++++ Source extract ++++
There is much more to Yeung than simply being the biggest guy in the room. Yeung said that he loves to play video games — Call of Duty, Grand Theft Auto and Battlefront are some of his favorites. Yeung can always be seen wearing his headphones and said he enjoys listening to rap music, especially Chief Keef. Additionally, Yeung said he enjoys spending time with his roommate, Kameron Mohebbi (first year).
“We’re really tight. I got really lucky with the roommate selection process,” Yeung said. “I love Kam, he’s like a brother to me. We joke about the same things, we both watch sports.”
Mohebbi said he appreciates Alex’s presence as well and thinks that his randomly-selected first year roommate will turn into a lifelong friend.
“I don’t have a brother, but [Yeung] basically is that to me,” Mohebbi said.
Yeung said he must take a variety of vitamins and supplements to optimize his performance and gains in the gym, including a “pump product,” which allows more blood to enter the muscle. According to Mohebbi, Yeung’s array of nutritional products adds an interesting flair to their room’s decor.
“If you look at our microwave, on top of it it’s all just his supplements,” Mohebbi said.
Yeung said he remains motivated despite setbacks to achieve his goal of going pro. In September, Yeung said he got sponsored by Be Ripped, an industry-leading fitness merchandise brand. This marked a milestone in Yeung’s bodybuilding career, as sponsorships are the main way bodybuilders make money. However, due to inactivity on his Instagram, which was the way he promoted the brand, Yeung said his sponsorship was taken away. Yeung said he took this as a lesson and uses it as motivation to push him forward.
“It sucks to see your hard work pay off and then it’s just gone,” Yeung said. “It really hurts. If I learned one thing from that, it’s to never take anything for granted.”
Currently, Yeung said he is preparing for local bodybuilding competitions with hopes of working his way up the ranks. His main goal is participating in Mr. Olympia, the most prestigious bodybuilding contest in the world. To get there, Yeung said he is open to something rather controversial: taking steroids.
“At the end of the day, it really comes down to how good you want to look,” Yeung said. “Bodybuilding is all about looking your best and in my opinion, you can’t look your best without steroids. It gives you that rounder, fuller, bigger look. I think it’s a necessary step to go pro in bodybuilding.”
Apart from going pro, Yeung said he has goals of inspiring others to pursue fitness. Yeung said his Instagram, @alexjmyeung, is dedicated to providing workout advice and inspiring others to live healthy lifestyles.
“That’s one of the best feelings for me, to see that I’ve inspired someone to start hitting the gym,” Yeung said. “The fact that I got people to work out — it’s just crazy to see that I’ve made an impact on people’s lives. I never thought I was going to be able to do that. It’s just really touching and it warms my heart to hear people come up to me and say that.”
Yeung said he knows that the road to Olympia will be long and difficult, but he has never been one to shy away from a challenge.
“If you want to go pro in any sport there’s a lot of sacrifices you have to make,” Yeung said. “I’ve had to sacrifice a lot of friendships, my social life. It’s tough to sacrifice that stuff, but it comes down to, ‘Do you really want it? Do you really want to go pro? Do you really want to look your best?’ That’s a sacrifice I’m willing to make.”
Yeung is self-motivated, but he said that he would never have gotten to this point if it were not for the support, love and guidance of his parents in both athletics and academics. Yeung’s father, Eddie Yeung, said he is proud that Alex has been able to find a passion that enables him to help others and prepare himself for the future at the same time.
“Many years ago, I also wanted to be a bodybuilder, but I was not as dedicated to the sport as Alex is,” Eddie said via email. “It is great that Alex is sharing his passion with others. I certainly hope Alex will use the experience he gained in bodybuilding (hard work equals bigger muscle), to apply to his schooling and professional life in the future.”
Despite the size of his physique and meals on his plate, Yeung said he hopes gymgoers and Marketplace passerby alike will not feel intimidated.
“If you are trying to get into bodybuilding or just trying to get into going to the gym, come find me,” Yeung said. “I love helping people out and I will help you.”
++++
▶ Set exercise: Return the passage of the article about the bodybuilder from "Yeung said he remains" to "push him forward.", copied word for word. You won't need the entries for anything here.
++++ Data rows ++++
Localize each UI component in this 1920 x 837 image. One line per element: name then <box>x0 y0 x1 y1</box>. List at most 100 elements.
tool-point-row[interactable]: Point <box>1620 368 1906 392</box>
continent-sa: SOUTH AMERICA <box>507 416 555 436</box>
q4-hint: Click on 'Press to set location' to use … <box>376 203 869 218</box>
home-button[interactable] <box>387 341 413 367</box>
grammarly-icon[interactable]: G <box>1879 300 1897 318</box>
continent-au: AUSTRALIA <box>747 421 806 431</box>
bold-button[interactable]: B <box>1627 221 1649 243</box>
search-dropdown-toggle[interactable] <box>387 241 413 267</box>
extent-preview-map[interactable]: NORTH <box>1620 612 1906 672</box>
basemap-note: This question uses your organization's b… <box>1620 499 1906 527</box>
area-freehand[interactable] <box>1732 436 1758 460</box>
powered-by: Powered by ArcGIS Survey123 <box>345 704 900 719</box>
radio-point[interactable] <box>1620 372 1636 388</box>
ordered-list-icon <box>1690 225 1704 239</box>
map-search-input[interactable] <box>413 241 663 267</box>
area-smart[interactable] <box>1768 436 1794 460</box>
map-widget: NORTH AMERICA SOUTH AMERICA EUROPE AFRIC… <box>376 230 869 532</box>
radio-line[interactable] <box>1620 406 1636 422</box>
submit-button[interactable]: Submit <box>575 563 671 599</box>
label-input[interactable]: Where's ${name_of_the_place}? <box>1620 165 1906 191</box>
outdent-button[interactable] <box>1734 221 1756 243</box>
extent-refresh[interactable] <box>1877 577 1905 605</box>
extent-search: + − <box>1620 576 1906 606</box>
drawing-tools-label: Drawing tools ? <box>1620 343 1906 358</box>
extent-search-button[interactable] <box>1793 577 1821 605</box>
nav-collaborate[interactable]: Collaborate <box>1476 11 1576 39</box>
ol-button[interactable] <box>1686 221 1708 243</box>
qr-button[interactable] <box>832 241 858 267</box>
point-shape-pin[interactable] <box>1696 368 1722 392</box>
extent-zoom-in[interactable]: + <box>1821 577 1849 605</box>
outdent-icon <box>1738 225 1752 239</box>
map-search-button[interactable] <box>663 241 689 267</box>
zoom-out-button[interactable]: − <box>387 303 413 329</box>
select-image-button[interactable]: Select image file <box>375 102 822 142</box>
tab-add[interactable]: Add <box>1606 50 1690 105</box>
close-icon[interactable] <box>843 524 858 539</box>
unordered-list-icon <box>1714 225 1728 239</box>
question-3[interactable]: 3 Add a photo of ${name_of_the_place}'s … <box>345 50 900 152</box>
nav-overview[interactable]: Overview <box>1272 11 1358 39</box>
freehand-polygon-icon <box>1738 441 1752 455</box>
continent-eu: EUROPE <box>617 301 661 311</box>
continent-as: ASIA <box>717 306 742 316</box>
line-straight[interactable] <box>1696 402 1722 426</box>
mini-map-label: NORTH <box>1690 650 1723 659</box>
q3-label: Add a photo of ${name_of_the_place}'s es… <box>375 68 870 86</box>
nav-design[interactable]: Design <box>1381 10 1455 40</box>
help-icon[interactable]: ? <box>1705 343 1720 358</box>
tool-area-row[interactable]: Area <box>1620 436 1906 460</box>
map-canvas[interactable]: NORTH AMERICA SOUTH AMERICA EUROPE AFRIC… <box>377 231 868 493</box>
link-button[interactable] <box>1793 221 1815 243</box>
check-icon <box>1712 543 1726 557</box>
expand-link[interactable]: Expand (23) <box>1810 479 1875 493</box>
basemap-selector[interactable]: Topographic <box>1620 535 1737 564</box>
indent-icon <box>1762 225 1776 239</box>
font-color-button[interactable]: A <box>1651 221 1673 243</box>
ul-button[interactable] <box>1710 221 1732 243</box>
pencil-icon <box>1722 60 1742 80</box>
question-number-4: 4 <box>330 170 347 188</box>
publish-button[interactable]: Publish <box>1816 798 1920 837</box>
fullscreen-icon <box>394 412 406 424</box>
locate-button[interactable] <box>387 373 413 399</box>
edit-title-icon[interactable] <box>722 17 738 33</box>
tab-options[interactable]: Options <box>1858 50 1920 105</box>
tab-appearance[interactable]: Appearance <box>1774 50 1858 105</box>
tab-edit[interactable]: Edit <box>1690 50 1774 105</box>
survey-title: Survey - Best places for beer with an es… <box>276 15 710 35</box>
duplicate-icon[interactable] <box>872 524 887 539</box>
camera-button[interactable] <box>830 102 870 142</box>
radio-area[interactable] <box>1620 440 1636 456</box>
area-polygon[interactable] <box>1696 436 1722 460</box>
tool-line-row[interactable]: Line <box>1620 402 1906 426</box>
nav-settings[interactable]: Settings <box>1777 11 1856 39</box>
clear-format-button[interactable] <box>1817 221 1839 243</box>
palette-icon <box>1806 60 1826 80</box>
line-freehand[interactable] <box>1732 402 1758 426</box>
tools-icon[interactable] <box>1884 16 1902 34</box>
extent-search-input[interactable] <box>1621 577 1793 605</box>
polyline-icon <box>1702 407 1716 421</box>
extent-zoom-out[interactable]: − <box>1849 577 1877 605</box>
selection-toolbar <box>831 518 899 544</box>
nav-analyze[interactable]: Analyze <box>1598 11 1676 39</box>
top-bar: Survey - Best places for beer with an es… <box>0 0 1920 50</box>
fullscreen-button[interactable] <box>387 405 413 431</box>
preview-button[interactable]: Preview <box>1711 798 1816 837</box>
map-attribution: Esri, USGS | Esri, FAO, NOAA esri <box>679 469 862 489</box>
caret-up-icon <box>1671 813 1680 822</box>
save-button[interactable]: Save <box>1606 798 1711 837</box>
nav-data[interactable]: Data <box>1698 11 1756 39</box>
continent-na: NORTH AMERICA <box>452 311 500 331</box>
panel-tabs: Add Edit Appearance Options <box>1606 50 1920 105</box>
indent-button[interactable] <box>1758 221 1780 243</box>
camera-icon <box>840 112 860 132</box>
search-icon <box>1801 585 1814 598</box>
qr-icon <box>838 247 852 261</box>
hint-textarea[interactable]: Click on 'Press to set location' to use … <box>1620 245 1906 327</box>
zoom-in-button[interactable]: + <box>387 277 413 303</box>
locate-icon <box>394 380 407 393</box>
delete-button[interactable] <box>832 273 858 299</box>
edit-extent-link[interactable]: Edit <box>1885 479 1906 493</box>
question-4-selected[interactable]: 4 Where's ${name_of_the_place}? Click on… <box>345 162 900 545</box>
++++
▶ Full response:
Yeung said he remains motivated despite setbacks to achieve his goal of going pro. In September, Yeung said he got sponsored by Be Ripped, an industry-leading fitness merchandise brand. This marked a milestone in Yeung’s bodybuilding career, as sponsorships are the main way bodybuilders make money. However, due to inactivity on his Instagram, which was the way he promoted the brand, Yeung said his sponsorship was taken away. Yeung said he took this as a lesson and uses it as motivation to push him forward.